** start **
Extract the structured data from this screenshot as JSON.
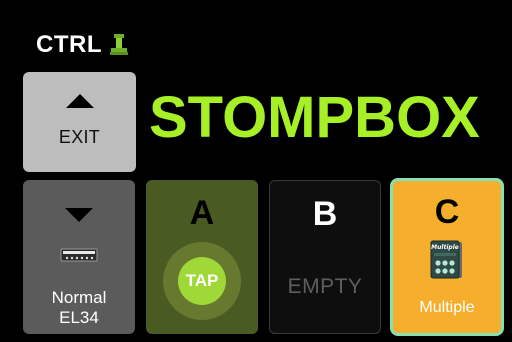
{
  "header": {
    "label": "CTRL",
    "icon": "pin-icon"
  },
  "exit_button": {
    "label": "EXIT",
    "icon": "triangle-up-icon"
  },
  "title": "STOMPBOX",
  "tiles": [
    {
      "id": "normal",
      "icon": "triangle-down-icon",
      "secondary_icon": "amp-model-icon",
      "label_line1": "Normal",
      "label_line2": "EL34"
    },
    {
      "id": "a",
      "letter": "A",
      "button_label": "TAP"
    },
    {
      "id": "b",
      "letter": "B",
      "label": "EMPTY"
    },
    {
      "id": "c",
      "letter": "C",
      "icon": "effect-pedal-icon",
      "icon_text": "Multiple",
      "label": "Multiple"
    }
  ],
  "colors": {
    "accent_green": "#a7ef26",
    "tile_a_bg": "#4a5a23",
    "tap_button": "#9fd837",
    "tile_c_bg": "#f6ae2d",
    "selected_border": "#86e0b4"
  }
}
** end **
** start **
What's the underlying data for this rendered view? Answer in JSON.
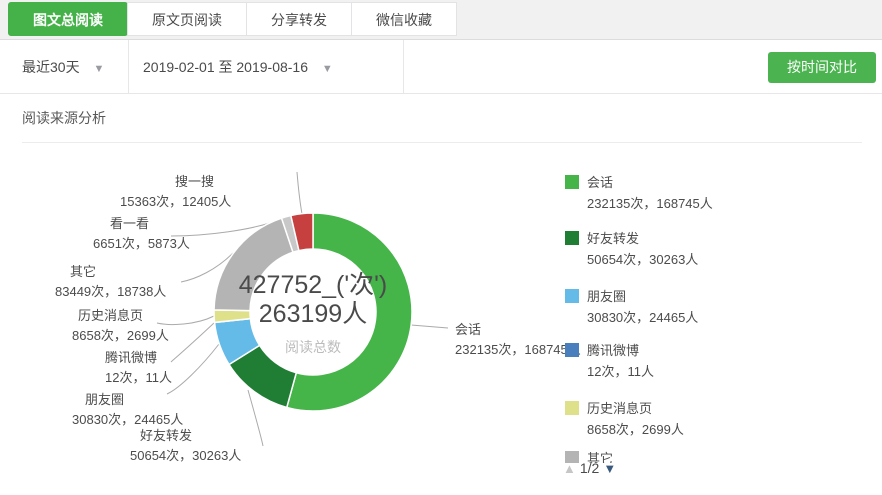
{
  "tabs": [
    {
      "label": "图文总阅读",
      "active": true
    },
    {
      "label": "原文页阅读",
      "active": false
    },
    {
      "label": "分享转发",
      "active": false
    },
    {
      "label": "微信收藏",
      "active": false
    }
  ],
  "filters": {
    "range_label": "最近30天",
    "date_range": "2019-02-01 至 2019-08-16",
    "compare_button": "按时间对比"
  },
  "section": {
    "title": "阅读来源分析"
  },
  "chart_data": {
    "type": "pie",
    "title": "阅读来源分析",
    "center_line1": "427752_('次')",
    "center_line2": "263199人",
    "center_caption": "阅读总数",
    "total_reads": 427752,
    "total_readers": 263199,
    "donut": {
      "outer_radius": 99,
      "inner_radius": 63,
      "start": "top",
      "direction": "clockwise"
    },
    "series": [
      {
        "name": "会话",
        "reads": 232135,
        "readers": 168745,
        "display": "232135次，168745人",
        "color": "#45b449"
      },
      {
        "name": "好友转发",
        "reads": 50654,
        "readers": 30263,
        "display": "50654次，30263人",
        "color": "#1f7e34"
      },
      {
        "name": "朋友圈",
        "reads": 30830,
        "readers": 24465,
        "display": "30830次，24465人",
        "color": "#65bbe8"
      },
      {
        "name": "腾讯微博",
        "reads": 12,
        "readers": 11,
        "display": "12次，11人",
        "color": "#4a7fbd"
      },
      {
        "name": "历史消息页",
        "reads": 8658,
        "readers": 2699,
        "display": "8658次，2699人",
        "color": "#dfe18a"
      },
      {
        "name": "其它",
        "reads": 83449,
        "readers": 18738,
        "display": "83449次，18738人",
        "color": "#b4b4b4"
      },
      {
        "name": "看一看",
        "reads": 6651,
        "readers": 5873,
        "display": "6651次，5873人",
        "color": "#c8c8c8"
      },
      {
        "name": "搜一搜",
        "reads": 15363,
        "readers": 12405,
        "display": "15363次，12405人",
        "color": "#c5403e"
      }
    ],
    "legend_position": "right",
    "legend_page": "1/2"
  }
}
** end **
GIVEN REQUEST:
Which lines contain the word "triangle"? Copy each of them.

SOLUTION FOR THIS EXERCISE:
    "icon": "triangle-up-icon"
      "icon": "triangle-down-icon",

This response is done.